PROBLEM TO SOLVE —
Output the full material exactly as it appears here.

DATA LINES —
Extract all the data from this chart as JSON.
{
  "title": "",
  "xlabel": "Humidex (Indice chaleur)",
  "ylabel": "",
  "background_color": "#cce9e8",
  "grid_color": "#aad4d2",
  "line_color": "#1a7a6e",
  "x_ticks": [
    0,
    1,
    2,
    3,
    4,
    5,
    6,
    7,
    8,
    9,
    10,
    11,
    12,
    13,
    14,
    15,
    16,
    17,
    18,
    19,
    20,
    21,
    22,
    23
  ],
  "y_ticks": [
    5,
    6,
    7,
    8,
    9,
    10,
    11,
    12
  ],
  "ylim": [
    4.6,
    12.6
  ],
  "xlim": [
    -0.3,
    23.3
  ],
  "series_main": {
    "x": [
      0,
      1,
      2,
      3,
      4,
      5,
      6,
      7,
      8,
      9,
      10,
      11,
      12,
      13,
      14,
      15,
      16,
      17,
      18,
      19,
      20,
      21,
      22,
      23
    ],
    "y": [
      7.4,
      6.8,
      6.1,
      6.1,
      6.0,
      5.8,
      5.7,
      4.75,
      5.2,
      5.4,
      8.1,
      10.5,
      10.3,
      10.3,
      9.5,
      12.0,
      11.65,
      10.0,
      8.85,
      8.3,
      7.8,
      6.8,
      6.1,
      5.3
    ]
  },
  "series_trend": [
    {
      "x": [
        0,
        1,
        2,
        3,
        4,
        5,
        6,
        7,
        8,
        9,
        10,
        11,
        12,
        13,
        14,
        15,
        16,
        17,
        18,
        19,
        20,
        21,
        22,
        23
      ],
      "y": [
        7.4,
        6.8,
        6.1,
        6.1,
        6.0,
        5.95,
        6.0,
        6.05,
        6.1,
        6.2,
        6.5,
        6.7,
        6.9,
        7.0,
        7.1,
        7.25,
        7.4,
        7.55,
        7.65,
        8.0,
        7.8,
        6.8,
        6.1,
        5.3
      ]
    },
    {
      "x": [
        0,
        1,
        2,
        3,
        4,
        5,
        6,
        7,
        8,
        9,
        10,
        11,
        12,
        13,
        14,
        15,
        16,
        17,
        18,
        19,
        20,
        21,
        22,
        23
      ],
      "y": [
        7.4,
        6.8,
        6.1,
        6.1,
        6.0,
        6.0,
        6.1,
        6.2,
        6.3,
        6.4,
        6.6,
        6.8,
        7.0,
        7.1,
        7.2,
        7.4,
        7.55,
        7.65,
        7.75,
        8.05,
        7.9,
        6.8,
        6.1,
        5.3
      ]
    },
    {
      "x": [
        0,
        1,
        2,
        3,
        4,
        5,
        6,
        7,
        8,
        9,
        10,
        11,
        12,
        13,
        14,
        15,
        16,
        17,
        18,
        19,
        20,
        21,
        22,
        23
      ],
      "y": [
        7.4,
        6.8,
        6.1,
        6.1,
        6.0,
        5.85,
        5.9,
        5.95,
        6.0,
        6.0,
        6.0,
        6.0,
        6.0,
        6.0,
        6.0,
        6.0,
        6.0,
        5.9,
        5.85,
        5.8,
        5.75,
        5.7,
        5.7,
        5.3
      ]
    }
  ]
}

FINISHED EXERCISE —
Extract all the data from this chart as JSON.
{
  "title": "",
  "xlabel": "Humidex (Indice chaleur)",
  "ylabel": "",
  "background_color": "#cce9e8",
  "grid_color": "#aad4d2",
  "line_color": "#1a7a6e",
  "x_ticks": [
    0,
    1,
    2,
    3,
    4,
    5,
    6,
    7,
    8,
    9,
    10,
    11,
    12,
    13,
    14,
    15,
    16,
    17,
    18,
    19,
    20,
    21,
    22,
    23
  ],
  "y_ticks": [
    5,
    6,
    7,
    8,
    9,
    10,
    11,
    12
  ],
  "ylim": [
    4.6,
    12.6
  ],
  "xlim": [
    -0.3,
    23.3
  ],
  "series_main": {
    "x": [
      0,
      1,
      2,
      3,
      4,
      5,
      6,
      7,
      8,
      9,
      10,
      11,
      12,
      13,
      14,
      15,
      16,
      17,
      18,
      19,
      20,
      21,
      22,
      23
    ],
    "y": [
      7.4,
      6.8,
      6.1,
      6.1,
      6.0,
      5.8,
      5.7,
      4.75,
      5.2,
      5.4,
      8.1,
      10.5,
      10.3,
      10.3,
      9.5,
      12.0,
      11.65,
      10.0,
      8.85,
      8.3,
      7.8,
      6.8,
      6.1,
      5.3
    ]
  },
  "series_trend": [
    {
      "x": [
        0,
        1,
        2,
        3,
        4,
        5,
        6,
        7,
        8,
        9,
        10,
        11,
        12,
        13,
        14,
        15,
        16,
        17,
        18,
        19,
        20,
        21,
        22,
        23
      ],
      "y": [
        7.4,
        6.8,
        6.1,
        6.1,
        6.0,
        5.95,
        6.0,
        6.05,
        6.1,
        6.2,
        6.5,
        6.7,
        6.9,
        7.0,
        7.1,
        7.25,
        7.4,
        7.55,
        7.65,
        8.0,
        7.8,
        6.8,
        6.1,
        5.3
      ]
    },
    {
      "x": [
        0,
        1,
        2,
        3,
        4,
        5,
        6,
        7,
        8,
        9,
        10,
        11,
        12,
        13,
        14,
        15,
        16,
        17,
        18,
        19,
        20,
        21,
        22,
        23
      ],
      "y": [
        7.4,
        6.8,
        6.1,
        6.1,
        6.0,
        6.0,
        6.1,
        6.2,
        6.3,
        6.4,
        6.6,
        6.8,
        7.0,
        7.1,
        7.2,
        7.4,
        7.55,
        7.65,
        7.75,
        8.05,
        7.9,
        6.8,
        6.1,
        5.3
      ]
    },
    {
      "x": [
        0,
        1,
        2,
        3,
        4,
        5,
        6,
        7,
        8,
        9,
        10,
        11,
        12,
        13,
        14,
        15,
        16,
        17,
        18,
        19,
        20,
        21,
        22,
        23
      ],
      "y": [
        7.4,
        6.8,
        6.1,
        6.1,
        6.0,
        5.85,
        5.9,
        5.95,
        6.0,
        6.0,
        6.0,
        6.0,
        6.0,
        6.0,
        6.0,
        6.0,
        6.0,
        5.9,
        5.85,
        5.8,
        5.75,
        5.7,
        5.7,
        5.3
      ]
    }
  ]
}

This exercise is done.